AIM: Reproduce every line of the material below, but drop the pictures.

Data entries

________________________

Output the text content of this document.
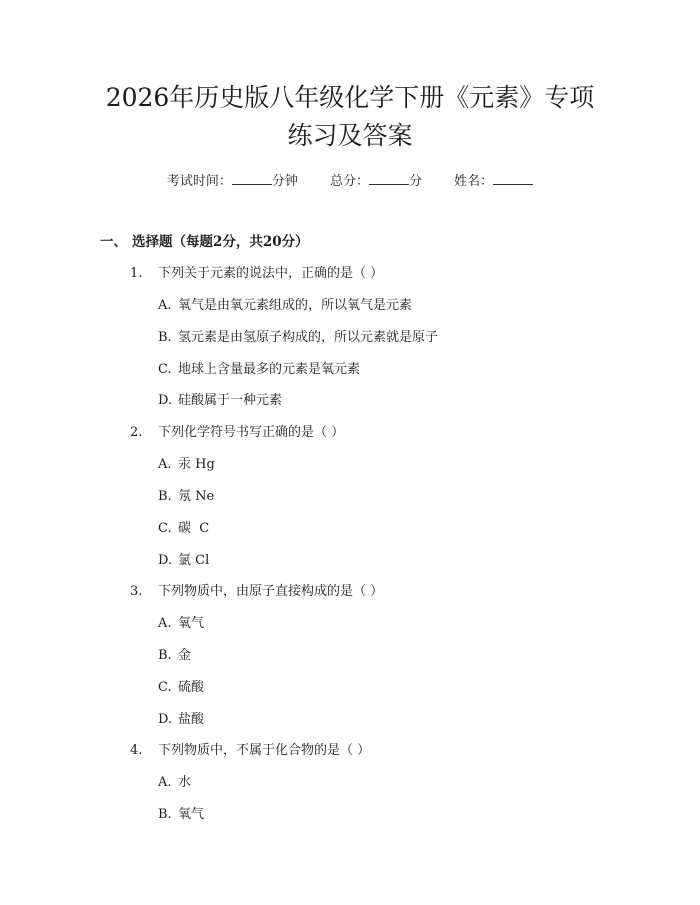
2026年历史版八年级化学下册《元素》专项
练习及答案
考试时间：	分钟 总分：	分 姓名：
一、 选择题（每题2分，共20分）
1. 下列关于元素的说法中，正确的是（ ）
A. 氧气是由氧元素组成的，所以氧气是元素
B. 氢元素是由氢原子构成的，所以元素就是原子
C. 地球上含量最多的元素是氧元素
D. 硅酸属于一种元素
2. 下列化学符号书写正确的是（ ）
A. 汞 Hg
B. 氖 Ne
C. 碳  C
D. 氯 Cl
3. 下列物质中，由原子直接构成的是（ ）
A. 氧气
B. 金
C. 硫酸
D. 盐酸
4. 下列物质中，不属于化合物的是（ ）
A. 水
B. 氧气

________________________

RESULT OF THIS TASK:
Output the text content of this document.
2026年历史版八年级化学下册《元素》专项
练习及答案
考试时间：	分钟 总分：	分 姓名：
一、 选择题（每题2分，共20分）
1. 下列关于元素的说法中，正确的是（ ）
A. 氧气是由氧元素组成的，所以氧气是元素
B. 氢元素是由氢原子构成的，所以元素就是原子
C. 地球上含量最多的元素是氧元素
D. 硅酸属于一种元素
2. 下列化学符号书写正确的是（ ）
A. 汞 Hg
B. 氖 Ne
C. 碳  C
D. 氯 Cl
3. 下列物质中，由原子直接构成的是（ ）
A. 氧气
B. 金
C. 硫酸
D. 盐酸
4. 下列物质中，不属于化合物的是（ ）
A. 水
B. 氧气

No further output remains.